▶ **Data to process**
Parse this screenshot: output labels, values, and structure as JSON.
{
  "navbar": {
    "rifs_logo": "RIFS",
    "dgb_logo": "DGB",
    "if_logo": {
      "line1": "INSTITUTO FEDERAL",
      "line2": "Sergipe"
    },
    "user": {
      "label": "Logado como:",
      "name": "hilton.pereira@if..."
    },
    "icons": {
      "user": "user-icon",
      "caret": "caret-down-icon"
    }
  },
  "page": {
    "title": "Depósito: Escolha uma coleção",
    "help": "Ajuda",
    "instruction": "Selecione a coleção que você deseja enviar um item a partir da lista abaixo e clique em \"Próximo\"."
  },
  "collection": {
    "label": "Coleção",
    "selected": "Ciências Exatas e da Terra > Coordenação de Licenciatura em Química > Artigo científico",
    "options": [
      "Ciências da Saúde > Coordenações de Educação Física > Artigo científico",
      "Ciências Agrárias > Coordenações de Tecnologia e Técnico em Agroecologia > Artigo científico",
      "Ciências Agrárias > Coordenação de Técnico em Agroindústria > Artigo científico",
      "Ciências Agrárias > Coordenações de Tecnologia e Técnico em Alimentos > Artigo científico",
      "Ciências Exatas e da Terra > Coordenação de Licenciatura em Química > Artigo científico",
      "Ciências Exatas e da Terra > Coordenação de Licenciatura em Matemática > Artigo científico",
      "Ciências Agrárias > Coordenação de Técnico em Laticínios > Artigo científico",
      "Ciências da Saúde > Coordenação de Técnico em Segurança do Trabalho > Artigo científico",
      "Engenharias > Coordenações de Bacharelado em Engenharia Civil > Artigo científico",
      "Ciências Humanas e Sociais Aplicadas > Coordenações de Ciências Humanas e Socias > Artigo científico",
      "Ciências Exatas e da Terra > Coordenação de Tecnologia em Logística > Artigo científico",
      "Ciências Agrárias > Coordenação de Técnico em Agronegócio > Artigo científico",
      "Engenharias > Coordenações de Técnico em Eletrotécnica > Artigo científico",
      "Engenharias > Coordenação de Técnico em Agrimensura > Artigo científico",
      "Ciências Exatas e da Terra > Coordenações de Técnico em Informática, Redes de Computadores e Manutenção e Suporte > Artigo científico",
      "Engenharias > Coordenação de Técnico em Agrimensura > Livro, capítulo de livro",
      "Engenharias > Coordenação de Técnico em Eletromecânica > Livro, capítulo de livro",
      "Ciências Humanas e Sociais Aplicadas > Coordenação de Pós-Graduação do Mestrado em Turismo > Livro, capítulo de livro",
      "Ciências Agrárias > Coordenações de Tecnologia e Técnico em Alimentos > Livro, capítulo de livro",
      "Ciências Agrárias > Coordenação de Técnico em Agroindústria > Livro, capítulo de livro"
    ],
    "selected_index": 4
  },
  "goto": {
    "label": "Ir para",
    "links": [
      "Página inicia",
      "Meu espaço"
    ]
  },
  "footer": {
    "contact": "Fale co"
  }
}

▶ **Task description**
Count the lines above that contain the word "Sociais", and reply with only that number.

▶ **Solution to the exercise**
2